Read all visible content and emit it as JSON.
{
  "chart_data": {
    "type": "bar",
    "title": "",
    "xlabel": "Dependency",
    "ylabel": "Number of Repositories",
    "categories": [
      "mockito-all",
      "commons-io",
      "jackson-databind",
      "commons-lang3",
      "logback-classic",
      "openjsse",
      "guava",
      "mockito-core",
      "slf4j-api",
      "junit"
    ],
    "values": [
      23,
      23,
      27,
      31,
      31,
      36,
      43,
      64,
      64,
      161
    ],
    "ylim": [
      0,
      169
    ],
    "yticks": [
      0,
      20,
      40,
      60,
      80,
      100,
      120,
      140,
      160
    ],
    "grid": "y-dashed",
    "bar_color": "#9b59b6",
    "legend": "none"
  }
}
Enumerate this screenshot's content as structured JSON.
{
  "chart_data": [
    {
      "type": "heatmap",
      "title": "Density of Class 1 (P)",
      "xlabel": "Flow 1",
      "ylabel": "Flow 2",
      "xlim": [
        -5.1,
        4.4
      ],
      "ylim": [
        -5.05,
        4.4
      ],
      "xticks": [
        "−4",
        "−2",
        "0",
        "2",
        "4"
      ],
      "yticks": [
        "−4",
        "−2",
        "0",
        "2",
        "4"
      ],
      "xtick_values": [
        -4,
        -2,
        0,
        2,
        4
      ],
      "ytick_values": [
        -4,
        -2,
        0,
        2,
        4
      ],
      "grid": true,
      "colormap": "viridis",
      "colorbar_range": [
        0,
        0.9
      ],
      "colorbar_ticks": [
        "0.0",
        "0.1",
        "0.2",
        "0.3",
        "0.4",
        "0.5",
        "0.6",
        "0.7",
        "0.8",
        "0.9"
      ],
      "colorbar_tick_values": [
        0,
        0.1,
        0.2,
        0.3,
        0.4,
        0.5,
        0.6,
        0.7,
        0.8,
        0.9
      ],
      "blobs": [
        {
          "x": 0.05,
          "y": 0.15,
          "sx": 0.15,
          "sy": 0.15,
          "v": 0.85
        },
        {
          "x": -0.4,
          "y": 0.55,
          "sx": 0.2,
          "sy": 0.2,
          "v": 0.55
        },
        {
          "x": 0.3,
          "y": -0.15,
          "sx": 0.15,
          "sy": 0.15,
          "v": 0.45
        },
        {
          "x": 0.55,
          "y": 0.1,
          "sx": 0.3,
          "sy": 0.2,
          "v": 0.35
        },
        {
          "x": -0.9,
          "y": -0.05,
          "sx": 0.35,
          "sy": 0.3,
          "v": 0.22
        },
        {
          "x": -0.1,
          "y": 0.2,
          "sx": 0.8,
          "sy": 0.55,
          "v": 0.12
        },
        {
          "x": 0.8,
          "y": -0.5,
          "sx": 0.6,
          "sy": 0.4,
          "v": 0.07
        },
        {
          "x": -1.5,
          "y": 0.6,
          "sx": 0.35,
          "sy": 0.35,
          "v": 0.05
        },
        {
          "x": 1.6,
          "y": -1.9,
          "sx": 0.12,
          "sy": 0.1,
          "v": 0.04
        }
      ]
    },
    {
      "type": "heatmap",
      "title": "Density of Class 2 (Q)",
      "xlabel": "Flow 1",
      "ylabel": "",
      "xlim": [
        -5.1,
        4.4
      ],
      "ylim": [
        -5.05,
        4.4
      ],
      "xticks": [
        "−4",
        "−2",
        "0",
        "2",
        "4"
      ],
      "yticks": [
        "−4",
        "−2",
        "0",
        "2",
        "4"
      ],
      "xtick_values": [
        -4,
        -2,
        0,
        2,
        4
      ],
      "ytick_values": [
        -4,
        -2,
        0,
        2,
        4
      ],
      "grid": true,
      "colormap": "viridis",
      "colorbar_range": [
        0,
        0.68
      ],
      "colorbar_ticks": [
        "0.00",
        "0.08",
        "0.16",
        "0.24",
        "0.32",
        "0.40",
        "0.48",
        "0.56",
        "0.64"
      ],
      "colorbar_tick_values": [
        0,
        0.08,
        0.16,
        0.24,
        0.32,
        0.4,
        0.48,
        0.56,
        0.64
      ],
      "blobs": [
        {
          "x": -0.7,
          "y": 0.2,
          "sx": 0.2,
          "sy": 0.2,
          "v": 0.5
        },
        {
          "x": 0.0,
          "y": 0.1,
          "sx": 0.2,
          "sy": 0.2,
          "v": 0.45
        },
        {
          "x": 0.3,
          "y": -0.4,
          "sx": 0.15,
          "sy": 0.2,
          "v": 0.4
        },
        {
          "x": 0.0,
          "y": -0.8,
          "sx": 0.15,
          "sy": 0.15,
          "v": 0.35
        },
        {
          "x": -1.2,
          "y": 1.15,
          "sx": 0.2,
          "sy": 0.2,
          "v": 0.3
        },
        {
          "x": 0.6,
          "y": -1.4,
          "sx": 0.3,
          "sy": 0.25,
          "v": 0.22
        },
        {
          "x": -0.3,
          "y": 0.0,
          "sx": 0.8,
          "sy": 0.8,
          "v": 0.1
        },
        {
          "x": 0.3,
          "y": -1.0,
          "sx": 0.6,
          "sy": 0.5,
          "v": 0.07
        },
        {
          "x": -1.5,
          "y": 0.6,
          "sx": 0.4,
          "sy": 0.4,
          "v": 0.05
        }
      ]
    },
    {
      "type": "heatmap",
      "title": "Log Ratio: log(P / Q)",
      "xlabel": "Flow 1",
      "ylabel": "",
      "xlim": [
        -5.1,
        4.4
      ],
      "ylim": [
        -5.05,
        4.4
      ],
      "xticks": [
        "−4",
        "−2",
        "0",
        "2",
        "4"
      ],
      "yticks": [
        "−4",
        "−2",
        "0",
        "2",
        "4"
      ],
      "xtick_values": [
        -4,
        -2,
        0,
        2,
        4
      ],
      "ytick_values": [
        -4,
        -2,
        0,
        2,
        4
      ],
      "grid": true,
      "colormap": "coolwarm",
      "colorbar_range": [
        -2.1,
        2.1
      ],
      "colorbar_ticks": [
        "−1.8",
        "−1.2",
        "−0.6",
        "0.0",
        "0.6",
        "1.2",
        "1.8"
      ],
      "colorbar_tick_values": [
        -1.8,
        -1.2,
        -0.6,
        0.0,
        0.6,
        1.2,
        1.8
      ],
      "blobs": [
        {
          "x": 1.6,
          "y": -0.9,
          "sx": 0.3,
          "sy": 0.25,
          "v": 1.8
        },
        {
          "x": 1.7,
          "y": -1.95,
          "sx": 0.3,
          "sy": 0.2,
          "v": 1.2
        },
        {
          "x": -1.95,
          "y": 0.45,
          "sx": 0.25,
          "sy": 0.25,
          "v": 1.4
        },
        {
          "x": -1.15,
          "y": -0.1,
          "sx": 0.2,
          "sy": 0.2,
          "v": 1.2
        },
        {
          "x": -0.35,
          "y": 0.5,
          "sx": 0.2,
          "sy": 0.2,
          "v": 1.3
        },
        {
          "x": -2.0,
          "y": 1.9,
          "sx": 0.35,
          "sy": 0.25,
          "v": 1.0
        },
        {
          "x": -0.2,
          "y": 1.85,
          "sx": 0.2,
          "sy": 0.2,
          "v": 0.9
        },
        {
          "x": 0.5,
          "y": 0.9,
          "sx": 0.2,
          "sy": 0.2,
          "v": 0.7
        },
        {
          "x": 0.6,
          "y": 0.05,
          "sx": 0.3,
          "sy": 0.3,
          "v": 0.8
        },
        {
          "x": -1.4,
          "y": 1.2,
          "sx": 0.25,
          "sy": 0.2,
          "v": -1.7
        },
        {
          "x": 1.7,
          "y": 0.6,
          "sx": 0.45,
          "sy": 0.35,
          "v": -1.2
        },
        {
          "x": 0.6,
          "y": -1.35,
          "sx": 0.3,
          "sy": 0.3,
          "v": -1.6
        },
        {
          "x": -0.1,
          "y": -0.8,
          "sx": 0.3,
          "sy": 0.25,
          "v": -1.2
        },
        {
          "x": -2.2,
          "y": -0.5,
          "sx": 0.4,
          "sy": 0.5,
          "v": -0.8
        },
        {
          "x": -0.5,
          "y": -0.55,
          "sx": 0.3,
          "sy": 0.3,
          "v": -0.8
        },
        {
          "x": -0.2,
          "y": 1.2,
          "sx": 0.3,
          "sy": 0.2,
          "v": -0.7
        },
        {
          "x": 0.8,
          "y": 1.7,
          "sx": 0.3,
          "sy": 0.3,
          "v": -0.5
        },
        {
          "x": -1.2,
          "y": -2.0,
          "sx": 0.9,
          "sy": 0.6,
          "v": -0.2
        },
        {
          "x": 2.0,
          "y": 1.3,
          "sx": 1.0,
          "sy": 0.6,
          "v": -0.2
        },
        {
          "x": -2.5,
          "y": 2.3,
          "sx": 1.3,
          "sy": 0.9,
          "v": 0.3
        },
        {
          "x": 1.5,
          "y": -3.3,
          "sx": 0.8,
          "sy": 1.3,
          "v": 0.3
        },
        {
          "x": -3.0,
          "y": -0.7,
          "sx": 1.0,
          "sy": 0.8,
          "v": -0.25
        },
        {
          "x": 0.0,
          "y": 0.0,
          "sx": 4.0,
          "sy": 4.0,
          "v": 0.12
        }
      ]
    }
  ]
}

▸ Given instruction
Provide the number of lines in the data above that contain the string "title", and nothing else.

▸ Finished task
4